TASK PROMPT - Repeat all the records exactly, omitting pictures.

SUPPLIED DATA -
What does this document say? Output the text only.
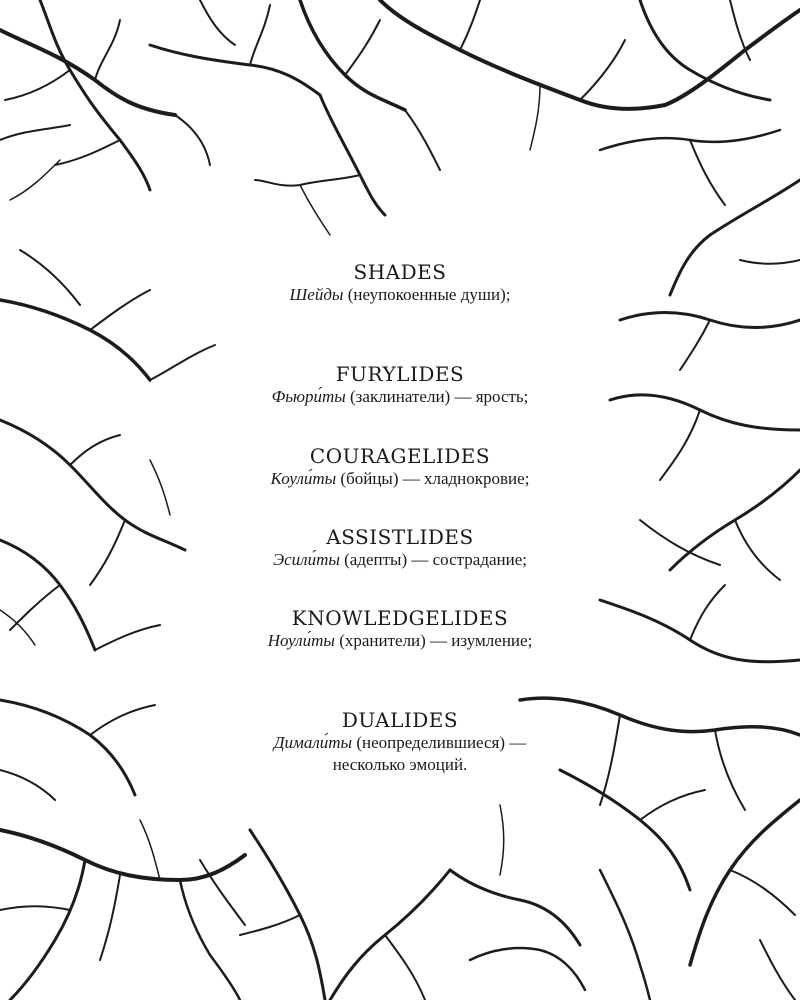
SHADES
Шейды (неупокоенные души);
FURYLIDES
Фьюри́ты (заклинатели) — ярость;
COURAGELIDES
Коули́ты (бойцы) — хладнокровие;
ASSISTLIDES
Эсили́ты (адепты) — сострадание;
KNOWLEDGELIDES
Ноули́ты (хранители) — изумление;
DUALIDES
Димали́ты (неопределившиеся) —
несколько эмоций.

ANSWER TO THE PROBLEM -
What does this document say? Output the text only.
SHADES
Шейды (неупокоенные души);
FURYLIDES
Фьюри́ты (заклинатели) — ярость;
COURAGELIDES
Коули́ты (бойцы) — хладнокровие;
ASSISTLIDES
Эсили́ты (адепты) — сострадание;
KNOWLEDGELIDES
Ноули́ты (хранители) — изумление;
DUALIDES
Димали́ты (неопределившиеся) —
несколько эмоций.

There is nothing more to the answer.